Extracted records:
(begin)

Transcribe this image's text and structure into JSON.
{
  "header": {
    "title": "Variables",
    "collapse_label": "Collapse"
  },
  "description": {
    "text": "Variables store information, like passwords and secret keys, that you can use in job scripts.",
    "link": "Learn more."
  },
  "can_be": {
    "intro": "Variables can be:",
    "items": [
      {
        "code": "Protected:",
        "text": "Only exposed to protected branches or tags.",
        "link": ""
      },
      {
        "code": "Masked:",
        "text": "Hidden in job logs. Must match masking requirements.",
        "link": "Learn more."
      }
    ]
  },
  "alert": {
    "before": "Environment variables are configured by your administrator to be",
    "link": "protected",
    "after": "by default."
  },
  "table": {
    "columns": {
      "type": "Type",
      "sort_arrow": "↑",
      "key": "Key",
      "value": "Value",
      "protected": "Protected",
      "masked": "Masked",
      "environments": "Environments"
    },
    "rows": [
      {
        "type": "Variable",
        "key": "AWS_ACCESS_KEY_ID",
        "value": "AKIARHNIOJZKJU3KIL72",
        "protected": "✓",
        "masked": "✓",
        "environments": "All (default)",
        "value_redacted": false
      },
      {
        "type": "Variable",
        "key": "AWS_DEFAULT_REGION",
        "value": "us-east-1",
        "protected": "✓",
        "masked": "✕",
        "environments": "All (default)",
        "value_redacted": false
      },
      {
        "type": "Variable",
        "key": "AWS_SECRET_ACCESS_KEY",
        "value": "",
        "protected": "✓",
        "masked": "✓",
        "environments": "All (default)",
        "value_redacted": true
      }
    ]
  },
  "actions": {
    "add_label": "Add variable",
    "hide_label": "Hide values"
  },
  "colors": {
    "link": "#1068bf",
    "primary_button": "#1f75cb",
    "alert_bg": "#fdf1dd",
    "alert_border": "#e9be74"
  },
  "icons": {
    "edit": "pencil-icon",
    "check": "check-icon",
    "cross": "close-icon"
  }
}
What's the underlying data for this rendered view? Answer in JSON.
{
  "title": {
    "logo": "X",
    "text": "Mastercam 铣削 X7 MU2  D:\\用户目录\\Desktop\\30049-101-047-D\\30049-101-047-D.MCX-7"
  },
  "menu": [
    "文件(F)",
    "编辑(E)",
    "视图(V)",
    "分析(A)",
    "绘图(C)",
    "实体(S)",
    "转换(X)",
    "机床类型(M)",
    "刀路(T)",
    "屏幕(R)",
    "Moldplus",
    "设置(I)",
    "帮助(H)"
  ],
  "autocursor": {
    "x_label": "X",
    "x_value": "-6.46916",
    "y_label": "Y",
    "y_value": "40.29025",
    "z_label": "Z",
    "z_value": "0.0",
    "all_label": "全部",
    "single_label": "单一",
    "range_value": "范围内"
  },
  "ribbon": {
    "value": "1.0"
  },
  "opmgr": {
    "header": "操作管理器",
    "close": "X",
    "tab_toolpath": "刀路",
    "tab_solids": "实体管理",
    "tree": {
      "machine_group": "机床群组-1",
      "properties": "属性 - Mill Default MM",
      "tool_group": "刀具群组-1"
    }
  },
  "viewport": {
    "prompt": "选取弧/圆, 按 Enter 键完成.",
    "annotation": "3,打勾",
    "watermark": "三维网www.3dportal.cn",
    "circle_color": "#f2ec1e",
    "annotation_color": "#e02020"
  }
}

(end)

#### [Written instruction]
Look through the lines above and collect those with the word "this".

#### [Reply]
Transcribe this image's text and structure into JSON.
What's the underlying data for this rendered view? Answer in JSON.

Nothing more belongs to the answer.